* [TASK INPUTS]
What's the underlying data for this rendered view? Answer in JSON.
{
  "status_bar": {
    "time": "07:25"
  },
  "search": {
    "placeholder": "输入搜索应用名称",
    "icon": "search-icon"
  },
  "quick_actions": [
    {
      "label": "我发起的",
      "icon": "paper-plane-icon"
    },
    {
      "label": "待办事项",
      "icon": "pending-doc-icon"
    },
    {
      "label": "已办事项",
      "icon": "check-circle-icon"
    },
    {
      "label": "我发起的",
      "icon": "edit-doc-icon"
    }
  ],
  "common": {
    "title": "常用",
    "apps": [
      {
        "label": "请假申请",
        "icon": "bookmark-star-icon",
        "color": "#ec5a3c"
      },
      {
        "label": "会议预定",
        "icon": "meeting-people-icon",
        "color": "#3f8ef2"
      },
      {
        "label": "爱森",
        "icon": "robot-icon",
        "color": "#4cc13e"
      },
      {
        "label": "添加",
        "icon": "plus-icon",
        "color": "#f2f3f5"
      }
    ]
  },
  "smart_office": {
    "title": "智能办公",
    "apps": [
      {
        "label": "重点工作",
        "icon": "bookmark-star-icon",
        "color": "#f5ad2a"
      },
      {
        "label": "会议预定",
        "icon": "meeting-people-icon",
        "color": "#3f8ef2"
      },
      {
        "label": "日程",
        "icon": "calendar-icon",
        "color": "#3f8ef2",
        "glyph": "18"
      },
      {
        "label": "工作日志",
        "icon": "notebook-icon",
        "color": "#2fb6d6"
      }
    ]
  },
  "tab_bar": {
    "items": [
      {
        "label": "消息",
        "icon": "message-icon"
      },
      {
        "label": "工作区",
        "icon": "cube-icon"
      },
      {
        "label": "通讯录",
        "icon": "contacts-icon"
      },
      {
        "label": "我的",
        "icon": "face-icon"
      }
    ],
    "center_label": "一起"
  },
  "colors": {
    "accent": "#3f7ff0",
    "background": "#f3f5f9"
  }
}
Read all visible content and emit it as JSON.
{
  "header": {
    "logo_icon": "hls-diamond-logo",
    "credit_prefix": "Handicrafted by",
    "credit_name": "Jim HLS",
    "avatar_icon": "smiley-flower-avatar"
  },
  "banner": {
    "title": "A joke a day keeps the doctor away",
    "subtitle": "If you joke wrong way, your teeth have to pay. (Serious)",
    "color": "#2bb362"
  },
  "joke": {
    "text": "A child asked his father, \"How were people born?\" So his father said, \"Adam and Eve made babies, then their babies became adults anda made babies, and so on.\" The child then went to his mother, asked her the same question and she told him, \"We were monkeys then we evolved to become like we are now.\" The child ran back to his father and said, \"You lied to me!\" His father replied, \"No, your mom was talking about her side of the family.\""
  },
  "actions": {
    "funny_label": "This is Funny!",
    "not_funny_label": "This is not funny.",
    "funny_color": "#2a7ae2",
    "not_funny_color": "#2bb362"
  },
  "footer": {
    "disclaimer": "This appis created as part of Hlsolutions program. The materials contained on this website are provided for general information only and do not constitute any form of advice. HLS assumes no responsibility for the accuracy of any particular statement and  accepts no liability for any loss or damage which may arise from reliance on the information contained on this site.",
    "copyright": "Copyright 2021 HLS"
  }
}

* * *

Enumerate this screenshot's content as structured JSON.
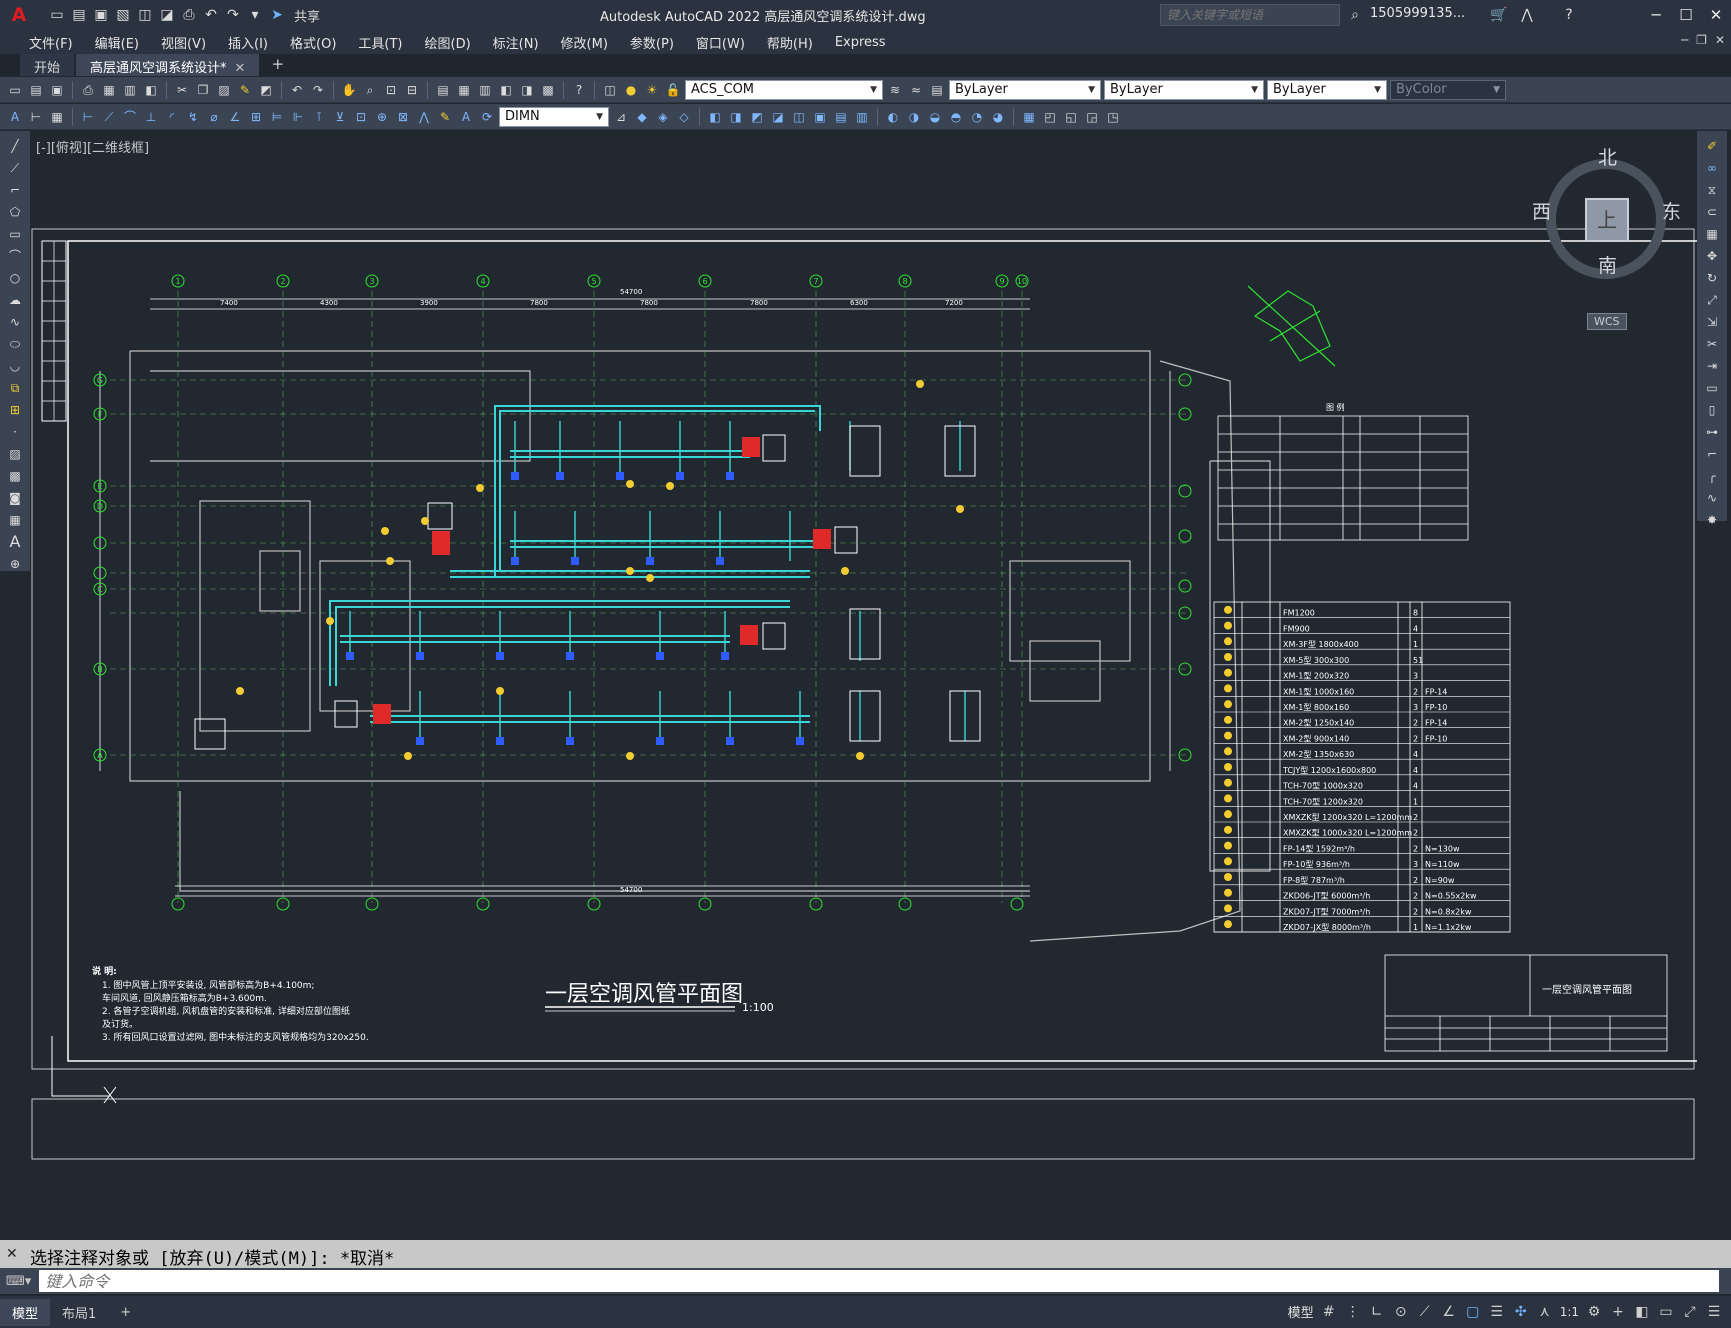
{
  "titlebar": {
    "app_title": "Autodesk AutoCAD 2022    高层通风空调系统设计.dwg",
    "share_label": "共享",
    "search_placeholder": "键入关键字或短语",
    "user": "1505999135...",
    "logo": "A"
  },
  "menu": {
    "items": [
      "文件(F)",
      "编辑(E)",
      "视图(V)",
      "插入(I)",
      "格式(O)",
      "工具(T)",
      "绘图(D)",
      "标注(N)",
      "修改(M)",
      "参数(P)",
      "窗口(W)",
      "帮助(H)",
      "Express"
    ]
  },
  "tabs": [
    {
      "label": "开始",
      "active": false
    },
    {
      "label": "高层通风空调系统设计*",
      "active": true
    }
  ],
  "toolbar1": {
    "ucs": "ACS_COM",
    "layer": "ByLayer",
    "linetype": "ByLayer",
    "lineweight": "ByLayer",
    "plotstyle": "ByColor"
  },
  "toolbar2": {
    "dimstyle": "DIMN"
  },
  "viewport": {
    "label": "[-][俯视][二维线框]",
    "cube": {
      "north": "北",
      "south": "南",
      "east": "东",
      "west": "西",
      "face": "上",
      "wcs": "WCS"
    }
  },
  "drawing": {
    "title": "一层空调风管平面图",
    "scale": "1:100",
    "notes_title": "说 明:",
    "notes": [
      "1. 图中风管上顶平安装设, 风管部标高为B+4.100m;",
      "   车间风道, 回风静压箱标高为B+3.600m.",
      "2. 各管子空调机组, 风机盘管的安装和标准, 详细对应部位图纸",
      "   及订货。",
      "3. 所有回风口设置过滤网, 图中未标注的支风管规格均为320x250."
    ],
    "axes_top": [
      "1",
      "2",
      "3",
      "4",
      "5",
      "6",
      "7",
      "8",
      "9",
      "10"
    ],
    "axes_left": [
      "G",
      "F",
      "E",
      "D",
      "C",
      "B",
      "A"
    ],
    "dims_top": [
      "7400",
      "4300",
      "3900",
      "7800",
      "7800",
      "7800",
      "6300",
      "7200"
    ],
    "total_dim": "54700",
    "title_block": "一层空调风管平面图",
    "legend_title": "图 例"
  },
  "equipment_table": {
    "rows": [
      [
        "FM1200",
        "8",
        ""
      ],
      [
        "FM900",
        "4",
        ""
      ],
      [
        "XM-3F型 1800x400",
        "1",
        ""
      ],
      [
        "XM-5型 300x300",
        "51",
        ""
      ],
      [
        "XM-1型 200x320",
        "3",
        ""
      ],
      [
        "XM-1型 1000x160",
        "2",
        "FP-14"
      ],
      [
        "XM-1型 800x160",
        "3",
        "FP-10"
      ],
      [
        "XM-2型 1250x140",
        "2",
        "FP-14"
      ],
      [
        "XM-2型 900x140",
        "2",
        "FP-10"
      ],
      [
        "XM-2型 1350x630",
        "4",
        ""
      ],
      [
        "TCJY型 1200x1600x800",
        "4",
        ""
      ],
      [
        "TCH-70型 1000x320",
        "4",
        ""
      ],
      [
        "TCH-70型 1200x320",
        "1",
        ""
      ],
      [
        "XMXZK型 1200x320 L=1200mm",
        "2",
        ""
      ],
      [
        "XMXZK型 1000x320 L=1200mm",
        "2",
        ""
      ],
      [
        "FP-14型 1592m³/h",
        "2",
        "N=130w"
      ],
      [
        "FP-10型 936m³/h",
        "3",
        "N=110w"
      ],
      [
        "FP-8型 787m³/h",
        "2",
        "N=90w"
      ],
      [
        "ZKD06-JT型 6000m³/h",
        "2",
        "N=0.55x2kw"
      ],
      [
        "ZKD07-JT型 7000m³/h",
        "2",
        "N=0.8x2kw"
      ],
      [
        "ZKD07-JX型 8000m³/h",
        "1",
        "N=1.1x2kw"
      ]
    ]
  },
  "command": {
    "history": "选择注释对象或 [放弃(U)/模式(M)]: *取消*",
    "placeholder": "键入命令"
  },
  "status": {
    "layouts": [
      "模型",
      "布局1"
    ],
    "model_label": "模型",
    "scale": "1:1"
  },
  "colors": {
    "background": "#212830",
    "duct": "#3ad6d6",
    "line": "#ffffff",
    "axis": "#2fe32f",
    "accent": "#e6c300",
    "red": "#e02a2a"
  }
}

--

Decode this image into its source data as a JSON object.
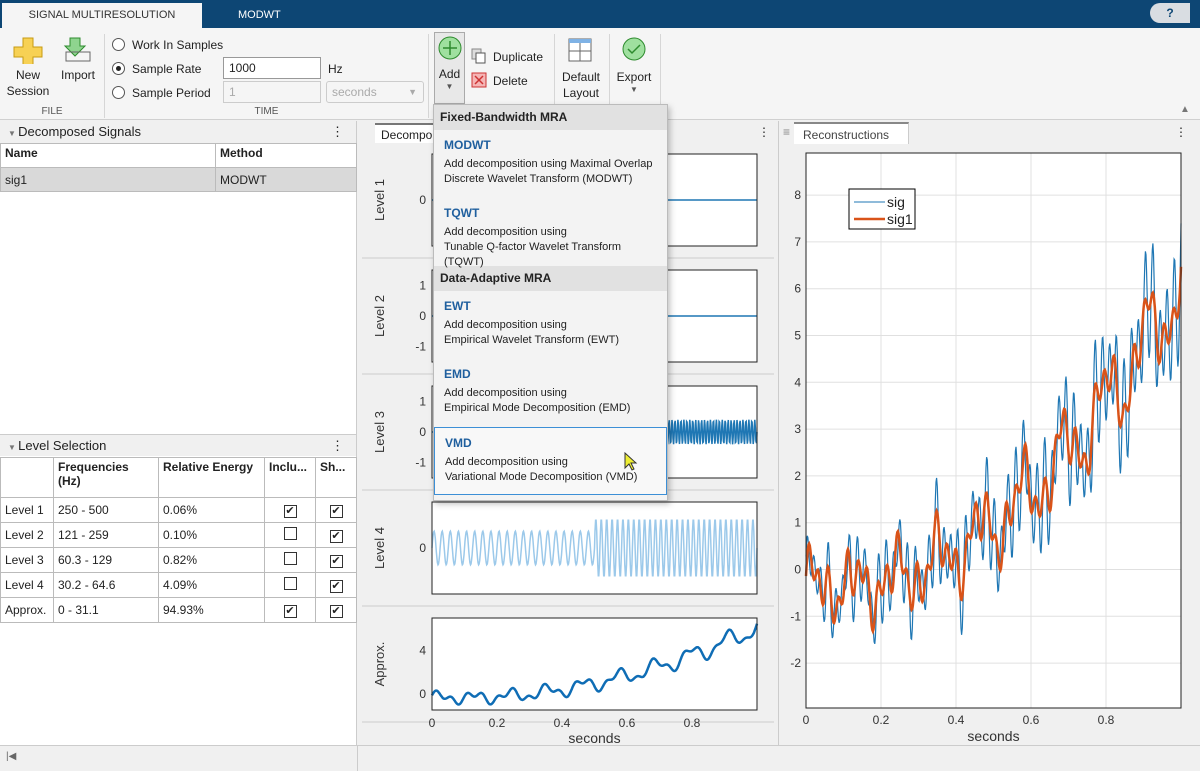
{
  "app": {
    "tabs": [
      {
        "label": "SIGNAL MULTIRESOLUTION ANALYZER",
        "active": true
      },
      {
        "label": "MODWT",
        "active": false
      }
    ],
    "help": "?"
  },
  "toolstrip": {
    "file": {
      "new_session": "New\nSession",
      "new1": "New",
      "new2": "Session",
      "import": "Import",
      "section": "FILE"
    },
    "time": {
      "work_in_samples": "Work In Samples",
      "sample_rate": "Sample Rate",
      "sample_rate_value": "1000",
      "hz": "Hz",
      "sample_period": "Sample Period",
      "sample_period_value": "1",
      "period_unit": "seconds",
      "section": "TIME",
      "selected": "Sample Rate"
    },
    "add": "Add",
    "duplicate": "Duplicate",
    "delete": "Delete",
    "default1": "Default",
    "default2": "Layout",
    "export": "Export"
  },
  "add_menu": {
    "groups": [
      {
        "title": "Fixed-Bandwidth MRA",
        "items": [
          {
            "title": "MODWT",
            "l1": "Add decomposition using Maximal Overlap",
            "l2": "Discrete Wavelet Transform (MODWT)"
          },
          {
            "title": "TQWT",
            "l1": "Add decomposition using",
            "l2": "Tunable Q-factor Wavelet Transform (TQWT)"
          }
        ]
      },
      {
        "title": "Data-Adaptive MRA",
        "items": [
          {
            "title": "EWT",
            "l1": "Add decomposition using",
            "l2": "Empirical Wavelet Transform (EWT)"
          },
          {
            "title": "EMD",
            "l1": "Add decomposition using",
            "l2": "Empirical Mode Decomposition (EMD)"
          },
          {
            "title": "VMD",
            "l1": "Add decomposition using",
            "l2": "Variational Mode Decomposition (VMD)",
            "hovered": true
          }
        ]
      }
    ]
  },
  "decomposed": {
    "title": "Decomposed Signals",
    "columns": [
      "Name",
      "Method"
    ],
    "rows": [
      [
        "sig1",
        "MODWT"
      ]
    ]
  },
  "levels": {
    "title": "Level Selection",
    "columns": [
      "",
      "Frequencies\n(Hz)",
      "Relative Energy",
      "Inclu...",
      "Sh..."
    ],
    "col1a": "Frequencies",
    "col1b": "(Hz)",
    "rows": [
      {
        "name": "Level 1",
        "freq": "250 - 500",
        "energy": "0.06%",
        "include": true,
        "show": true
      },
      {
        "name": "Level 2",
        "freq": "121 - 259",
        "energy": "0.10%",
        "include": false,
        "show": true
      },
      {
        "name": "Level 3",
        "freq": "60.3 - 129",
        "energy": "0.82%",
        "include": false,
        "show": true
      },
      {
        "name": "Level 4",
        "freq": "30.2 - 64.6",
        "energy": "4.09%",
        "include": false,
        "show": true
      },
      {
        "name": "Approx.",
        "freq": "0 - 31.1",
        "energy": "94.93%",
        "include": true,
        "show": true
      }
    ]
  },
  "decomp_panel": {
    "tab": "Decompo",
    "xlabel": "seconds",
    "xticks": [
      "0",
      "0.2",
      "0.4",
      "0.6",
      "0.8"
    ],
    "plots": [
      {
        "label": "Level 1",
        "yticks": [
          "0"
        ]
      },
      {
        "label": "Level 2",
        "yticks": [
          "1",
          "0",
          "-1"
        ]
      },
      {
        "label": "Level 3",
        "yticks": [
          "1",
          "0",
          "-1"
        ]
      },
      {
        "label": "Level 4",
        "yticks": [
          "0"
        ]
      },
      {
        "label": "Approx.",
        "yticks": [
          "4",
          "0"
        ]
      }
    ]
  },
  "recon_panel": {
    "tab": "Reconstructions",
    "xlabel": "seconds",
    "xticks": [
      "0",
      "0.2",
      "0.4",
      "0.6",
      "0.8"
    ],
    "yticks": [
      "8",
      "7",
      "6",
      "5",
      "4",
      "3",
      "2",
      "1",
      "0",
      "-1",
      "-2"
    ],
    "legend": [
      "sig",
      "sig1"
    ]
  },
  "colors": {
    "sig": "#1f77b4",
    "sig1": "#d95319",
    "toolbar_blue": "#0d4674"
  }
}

* [WHAT YOU SHOULD DO] Extract each line from the listing that holds the word "JSON".

* [THE OUTPUT]
What's the underlying data for this rendered view? Answer in JSON.
Read all visible content and emit it as JSON.
Enumerate this screenshot's content as structured JSON.
Decode this image into its source data as a JSON object.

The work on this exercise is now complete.